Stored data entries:
-- BEGIN --

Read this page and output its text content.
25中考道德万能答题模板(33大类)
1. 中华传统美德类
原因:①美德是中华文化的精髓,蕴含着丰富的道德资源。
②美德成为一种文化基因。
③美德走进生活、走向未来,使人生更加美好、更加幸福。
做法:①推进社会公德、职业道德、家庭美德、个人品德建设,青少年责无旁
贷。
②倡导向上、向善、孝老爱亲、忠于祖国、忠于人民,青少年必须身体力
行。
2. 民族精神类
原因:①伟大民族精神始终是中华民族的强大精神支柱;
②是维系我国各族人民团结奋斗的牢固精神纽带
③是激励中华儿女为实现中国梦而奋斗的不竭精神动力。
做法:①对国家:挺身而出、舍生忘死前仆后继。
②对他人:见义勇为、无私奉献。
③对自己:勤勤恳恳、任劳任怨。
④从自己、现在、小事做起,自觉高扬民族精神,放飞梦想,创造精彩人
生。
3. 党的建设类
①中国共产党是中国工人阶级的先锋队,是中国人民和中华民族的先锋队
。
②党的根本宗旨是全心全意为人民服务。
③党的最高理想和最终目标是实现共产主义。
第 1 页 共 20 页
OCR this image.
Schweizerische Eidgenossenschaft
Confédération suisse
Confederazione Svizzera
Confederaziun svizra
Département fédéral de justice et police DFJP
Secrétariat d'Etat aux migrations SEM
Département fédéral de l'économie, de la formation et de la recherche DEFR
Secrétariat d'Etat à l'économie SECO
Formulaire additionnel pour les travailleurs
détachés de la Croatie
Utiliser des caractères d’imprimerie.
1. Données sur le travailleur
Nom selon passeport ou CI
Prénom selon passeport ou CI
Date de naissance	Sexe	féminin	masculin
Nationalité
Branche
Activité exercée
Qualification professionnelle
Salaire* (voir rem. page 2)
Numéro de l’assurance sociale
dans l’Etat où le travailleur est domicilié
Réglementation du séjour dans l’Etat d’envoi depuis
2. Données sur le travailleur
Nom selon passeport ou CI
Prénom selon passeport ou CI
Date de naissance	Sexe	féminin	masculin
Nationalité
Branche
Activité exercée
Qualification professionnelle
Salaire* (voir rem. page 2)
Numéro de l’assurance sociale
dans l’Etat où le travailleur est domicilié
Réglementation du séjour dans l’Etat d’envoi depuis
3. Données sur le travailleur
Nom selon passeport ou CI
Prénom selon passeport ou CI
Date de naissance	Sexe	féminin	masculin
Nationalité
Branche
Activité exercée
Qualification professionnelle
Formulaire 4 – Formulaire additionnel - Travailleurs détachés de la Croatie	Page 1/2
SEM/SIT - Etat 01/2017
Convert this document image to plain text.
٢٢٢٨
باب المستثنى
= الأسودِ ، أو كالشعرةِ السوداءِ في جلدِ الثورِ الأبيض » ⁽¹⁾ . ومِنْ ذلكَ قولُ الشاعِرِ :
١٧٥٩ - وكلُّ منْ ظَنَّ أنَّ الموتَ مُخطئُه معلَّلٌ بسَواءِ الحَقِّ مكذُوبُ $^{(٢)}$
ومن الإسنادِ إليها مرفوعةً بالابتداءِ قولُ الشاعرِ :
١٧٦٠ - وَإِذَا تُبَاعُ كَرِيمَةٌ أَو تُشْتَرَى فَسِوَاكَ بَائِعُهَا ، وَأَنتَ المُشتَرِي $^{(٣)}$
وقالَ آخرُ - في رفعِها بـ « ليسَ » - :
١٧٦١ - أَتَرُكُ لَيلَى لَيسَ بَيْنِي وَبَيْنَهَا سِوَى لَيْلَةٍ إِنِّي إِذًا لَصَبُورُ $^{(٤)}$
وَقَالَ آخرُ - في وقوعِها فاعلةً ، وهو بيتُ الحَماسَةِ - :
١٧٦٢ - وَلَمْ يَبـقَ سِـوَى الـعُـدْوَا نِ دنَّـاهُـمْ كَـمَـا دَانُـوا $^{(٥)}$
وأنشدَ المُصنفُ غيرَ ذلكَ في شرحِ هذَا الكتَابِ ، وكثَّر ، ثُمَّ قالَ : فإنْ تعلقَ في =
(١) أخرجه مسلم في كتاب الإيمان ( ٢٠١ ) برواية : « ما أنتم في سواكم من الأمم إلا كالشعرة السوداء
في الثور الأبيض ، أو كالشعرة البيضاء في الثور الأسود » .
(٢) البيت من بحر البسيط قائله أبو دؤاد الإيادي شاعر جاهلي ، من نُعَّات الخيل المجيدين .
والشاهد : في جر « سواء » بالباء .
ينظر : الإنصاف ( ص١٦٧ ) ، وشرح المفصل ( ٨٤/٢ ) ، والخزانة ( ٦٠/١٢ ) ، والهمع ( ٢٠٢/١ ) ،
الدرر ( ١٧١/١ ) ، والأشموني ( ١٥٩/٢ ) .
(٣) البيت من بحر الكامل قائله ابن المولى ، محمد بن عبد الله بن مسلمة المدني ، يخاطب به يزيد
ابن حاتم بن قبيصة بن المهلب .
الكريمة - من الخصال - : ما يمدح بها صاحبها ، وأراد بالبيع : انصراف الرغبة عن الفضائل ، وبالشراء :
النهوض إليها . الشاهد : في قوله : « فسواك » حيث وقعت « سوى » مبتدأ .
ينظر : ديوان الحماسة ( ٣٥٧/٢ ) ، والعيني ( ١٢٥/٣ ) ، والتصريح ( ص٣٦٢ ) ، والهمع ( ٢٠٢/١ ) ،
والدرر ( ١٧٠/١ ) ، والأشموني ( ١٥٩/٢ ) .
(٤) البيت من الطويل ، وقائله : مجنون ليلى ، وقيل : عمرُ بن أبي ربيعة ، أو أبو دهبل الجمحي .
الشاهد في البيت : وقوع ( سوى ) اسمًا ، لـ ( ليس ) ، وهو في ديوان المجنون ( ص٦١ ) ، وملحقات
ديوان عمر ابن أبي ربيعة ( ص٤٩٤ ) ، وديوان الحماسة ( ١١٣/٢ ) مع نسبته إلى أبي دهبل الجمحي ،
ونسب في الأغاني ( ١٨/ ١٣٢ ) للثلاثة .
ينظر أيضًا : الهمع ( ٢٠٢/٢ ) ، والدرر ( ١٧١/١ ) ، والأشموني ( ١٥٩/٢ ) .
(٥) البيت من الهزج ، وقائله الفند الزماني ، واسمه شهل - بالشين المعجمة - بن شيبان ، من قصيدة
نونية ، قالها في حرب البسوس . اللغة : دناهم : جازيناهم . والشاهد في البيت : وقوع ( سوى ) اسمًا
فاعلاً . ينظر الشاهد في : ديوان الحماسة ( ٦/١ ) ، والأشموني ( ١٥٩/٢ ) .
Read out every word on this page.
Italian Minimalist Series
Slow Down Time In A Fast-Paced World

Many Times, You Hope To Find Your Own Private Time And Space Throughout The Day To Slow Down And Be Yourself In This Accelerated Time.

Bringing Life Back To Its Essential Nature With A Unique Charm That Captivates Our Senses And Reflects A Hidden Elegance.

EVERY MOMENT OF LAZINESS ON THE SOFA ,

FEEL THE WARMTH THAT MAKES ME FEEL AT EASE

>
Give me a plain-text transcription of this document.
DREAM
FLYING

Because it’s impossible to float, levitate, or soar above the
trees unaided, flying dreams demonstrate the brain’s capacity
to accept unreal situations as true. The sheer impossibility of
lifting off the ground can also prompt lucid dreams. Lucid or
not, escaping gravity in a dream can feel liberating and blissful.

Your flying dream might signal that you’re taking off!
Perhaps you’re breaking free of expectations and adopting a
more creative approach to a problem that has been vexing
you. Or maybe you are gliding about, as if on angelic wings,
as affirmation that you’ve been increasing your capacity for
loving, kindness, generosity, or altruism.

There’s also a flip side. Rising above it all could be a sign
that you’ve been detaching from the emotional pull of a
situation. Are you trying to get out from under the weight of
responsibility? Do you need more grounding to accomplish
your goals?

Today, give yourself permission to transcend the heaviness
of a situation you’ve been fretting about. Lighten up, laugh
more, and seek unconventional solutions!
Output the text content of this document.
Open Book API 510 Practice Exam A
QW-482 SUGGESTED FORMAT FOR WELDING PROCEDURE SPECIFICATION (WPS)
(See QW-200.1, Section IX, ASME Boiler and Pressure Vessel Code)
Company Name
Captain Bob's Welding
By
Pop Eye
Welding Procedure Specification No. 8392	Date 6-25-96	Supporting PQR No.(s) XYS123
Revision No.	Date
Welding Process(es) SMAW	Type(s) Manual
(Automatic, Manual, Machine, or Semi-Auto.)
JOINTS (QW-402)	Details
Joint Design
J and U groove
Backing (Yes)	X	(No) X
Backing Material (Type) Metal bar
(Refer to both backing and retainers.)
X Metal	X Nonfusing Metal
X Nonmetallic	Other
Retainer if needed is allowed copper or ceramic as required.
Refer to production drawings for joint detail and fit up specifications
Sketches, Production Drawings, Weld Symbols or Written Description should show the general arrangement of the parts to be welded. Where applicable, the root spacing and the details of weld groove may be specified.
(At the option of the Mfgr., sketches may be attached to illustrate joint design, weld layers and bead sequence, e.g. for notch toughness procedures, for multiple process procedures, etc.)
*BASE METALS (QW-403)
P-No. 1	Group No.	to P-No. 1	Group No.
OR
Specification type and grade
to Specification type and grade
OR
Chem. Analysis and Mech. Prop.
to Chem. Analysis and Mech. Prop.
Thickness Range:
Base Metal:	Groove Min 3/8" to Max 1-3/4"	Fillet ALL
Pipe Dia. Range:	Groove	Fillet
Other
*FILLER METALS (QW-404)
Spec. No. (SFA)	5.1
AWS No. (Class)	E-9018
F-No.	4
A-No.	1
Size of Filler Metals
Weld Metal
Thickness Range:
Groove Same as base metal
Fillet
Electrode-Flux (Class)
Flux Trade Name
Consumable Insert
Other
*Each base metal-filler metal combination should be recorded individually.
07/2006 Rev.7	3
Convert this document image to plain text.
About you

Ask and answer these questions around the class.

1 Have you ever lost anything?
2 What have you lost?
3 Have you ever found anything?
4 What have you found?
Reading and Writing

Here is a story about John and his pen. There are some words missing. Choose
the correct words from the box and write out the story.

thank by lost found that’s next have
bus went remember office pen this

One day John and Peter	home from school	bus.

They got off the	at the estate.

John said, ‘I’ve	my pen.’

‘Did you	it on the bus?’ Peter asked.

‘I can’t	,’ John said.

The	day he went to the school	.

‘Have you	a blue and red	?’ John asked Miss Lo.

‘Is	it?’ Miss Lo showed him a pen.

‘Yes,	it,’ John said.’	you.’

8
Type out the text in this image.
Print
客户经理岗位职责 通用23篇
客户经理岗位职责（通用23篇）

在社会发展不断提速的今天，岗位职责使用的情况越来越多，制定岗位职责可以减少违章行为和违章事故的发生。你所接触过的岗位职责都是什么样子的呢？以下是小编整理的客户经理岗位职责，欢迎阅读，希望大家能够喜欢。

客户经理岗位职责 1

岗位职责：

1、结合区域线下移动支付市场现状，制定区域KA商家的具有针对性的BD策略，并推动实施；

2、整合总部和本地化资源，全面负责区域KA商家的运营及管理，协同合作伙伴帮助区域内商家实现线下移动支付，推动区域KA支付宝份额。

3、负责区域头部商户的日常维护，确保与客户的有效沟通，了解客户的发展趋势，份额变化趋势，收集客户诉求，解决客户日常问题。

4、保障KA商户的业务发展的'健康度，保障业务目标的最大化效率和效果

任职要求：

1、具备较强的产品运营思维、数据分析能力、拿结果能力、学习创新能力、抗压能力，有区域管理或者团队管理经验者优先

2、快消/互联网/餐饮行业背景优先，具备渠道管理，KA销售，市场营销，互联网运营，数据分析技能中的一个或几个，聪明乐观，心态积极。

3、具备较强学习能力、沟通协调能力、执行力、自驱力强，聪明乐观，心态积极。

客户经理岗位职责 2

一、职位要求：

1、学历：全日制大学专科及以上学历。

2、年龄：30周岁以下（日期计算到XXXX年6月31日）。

-- END --

Given problem: Pull every line containing "image" out of the data above.

Worked solution:
OCR this image.
Convert this document image to plain text.
Convert this document image to plain text.
Type out the text in this image.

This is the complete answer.